- SET TASK -
Copy out the complete listing, word for word.

--- start ---

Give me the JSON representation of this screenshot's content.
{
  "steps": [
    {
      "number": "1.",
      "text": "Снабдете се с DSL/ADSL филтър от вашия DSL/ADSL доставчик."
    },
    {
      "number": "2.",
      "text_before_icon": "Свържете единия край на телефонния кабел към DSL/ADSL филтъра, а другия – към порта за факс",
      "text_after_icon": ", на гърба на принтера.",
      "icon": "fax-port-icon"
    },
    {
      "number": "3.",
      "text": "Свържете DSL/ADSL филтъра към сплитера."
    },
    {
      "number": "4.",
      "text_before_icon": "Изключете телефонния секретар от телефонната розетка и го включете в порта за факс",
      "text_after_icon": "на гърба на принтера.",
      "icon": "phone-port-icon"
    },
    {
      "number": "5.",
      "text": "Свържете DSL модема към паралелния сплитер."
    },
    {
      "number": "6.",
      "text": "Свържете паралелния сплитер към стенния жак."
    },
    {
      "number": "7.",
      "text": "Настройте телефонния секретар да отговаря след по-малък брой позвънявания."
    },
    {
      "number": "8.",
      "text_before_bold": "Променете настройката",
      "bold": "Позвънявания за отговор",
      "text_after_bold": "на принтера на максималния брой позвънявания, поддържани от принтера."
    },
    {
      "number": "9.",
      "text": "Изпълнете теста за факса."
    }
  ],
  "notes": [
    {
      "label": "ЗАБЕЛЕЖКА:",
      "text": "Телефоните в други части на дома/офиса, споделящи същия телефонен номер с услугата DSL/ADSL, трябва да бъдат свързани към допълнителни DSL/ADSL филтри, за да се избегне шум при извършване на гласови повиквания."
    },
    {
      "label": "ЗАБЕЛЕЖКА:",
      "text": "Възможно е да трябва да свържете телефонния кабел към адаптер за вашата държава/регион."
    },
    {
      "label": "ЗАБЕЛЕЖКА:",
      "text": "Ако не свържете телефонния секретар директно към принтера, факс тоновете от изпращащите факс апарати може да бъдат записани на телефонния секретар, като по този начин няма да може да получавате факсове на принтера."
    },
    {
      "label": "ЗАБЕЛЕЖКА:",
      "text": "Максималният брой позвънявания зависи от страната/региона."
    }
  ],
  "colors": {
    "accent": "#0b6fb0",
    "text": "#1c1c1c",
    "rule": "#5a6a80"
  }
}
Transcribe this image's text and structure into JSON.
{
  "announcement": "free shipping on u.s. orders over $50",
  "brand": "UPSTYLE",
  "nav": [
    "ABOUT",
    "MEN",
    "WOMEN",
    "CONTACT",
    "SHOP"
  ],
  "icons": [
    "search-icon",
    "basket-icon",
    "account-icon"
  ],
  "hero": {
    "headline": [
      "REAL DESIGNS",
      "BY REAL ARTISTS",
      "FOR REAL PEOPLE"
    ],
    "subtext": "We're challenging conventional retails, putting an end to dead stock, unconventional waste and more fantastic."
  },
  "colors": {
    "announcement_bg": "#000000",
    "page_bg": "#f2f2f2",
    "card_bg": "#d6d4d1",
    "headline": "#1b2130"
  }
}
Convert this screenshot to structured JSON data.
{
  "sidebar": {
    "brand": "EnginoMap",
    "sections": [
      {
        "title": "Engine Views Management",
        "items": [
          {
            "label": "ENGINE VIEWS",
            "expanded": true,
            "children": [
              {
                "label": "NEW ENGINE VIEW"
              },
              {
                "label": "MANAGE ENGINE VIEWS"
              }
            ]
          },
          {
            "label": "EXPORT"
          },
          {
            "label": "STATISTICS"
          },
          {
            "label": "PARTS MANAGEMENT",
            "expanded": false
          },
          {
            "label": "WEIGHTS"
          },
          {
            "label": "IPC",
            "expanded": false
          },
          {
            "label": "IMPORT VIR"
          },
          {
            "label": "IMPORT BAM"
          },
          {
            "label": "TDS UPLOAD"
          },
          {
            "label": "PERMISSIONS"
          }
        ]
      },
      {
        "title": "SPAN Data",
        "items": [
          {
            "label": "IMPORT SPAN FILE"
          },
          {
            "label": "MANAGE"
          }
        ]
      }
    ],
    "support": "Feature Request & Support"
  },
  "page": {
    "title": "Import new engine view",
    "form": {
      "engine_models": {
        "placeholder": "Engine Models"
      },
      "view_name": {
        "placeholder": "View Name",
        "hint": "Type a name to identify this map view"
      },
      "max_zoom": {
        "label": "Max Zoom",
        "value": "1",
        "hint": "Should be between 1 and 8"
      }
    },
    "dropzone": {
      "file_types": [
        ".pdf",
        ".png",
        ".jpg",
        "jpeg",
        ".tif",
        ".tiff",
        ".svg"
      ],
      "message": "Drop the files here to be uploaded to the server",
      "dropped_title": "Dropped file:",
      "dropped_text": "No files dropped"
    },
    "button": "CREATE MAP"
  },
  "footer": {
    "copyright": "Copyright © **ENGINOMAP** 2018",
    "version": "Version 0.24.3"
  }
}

--- end ---

- RESULT OF THIS EXERCISE -
Give me the JSON representation of this screenshot's content.
{
  "steps": [
    {
      "number": "1.",
      "text": "Снабдете се с DSL/ADSL филтър от вашия DSL/ADSL доставчик."
    },
    {
      "number": "2.",
      "text_before_icon": "Свържете единия край на телефонния кабел към DSL/ADSL филтъра, а другия – към порта за факс",
      "text_after_icon": ", на гърба на принтера.",
      "icon": "fax-port-icon"
    },
    {
      "number": "3.",
      "text": "Свържете DSL/ADSL филтъра към сплитера."
    },
    {
      "number": "4.",
      "text_before_icon": "Изключете телефонния секретар от телефонната розетка и го включете в порта за факс",
      "text_after_icon": "на гърба на принтера.",
      "icon": "phone-port-icon"
    },
    {
      "number": "5.",
      "text": "Свържете DSL модема към паралелния сплитер."
    },
    {
      "number": "6.",
      "text": "Свържете паралелния сплитер към стенния жак."
    },
    {
      "number": "7.",
      "text": "Настройте телефонния секретар да отговаря след по-малък брой позвънявания."
    },
    {
      "number": "8.",
      "text_before_bold": "Променете настройката",
      "bold": "Позвънявания за отговор",
      "text_after_bold": "на принтера на максималния брой позвънявания, поддържани от принтера."
    },
    {
      "number": "9.",
      "text": "Изпълнете теста за факса."
    }
  ],
  "notes": [
    {
      "label": "ЗАБЕЛЕЖКА:",
      "text": "Телефоните в други части на дома/офиса, споделящи същия телефонен номер с услугата DSL/ADSL, трябва да бъдат свързани към допълнителни DSL/ADSL филтри, за да се избегне шум при извършване на гласови повиквания."
    },
    {
      "label": "ЗАБЕЛЕЖКА:",
      "text": "Възможно е да трябва да свържете телефонния кабел към адаптер за вашата държава/регион."
    },
    {
      "label": "ЗАБЕЛЕЖКА:",
      "text": "Ако не свържете телефонния секретар директно към принтера, факс тоновете от изпращащите факс апарати може да бъдат записани на телефонния секретар, като по този начин няма да може да получавате факсове на принтера."
    },
    {
      "label": "ЗАБЕЛЕЖКА:",
      "text": "Максималният брой позвънявания зависи от страната/региона."
    }
  ],
  "colors": {
    "accent": "#0b6fb0",
    "text": "#1c1c1c",
    "rule": "#5a6a80"
  }
}
Transcribe this image's text and structure into JSON.
{
  "announcement": "free shipping on u.s. orders over $50",
  "brand": "UPSTYLE",
  "nav": [
    "ABOUT",
    "MEN",
    "WOMEN",
    "CONTACT",
    "SHOP"
  ],
  "icons": [
    "search-icon",
    "basket-icon",
    "account-icon"
  ],
  "hero": {
    "headline": [
      "REAL DESIGNS",
      "BY REAL ARTISTS",
      "FOR REAL PEOPLE"
    ],
    "subtext": "We're challenging conventional retails, putting an end to dead stock, unconventional waste and more fantastic."
  },
  "colors": {
    "announcement_bg": "#000000",
    "page_bg": "#f2f2f2",
    "card_bg": "#d6d4d1",
    "headline": "#1b2130"
  }
}
Convert this screenshot to structured JSON data.
{
  "sidebar": {
    "brand": "EnginoMap",
    "sections": [
      {
        "title": "Engine Views Management",
        "items": [
          {
            "label": "ENGINE VIEWS",
            "expanded": true,
            "children": [
              {
                "label": "NEW ENGINE VIEW"
              },
              {
                "label": "MANAGE ENGINE VIEWS"
              }
            ]
          },
          {
            "label": "EXPORT"
          },
          {
            "label": "STATISTICS"
          },
          {
            "label": "PARTS MANAGEMENT",
            "expanded": false
          },
          {
            "label": "WEIGHTS"
          },
          {
            "label": "IPC",
            "expanded": false
          },
          {
            "label": "IMPORT VIR"
          },
          {
            "label": "IMPORT BAM"
          },
          {
            "label": "TDS UPLOAD"
          },
          {
            "label": "PERMISSIONS"
          }
        ]
      },
      {
        "title": "SPAN Data",
        "items": [
          {
            "label": "IMPORT SPAN FILE"
          },
          {
            "label": "MANAGE"
          }
        ]
      }
    ],
    "support": "Feature Request & Support"
  },
  "page": {
    "title": "Import new engine view",
    "form": {
      "engine_models": {
        "placeholder": "Engine Models"
      },
      "view_name": {
        "placeholder": "View Name",
        "hint": "Type a name to identify this map view"
      },
      "max_zoom": {
        "label": "Max Zoom",
        "value": "1",
        "hint": "Should be between 1 and 8"
      }
    },
    "dropzone": {
      "file_types": [
        ".pdf",
        ".png",
        ".jpg",
        "jpeg",
        ".tif",
        ".tiff",
        ".svg"
      ],
      "message": "Drop the files here to be uploaded to the server",
      "dropped_title": "Dropped file:",
      "dropped_text": "No files dropped"
    },
    "button": "CREATE MAP"
  },
  "footer": {
    "copyright": "Copyright © **ENGINOMAP** 2018",
    "version": "Version 0.24.3"
  }
}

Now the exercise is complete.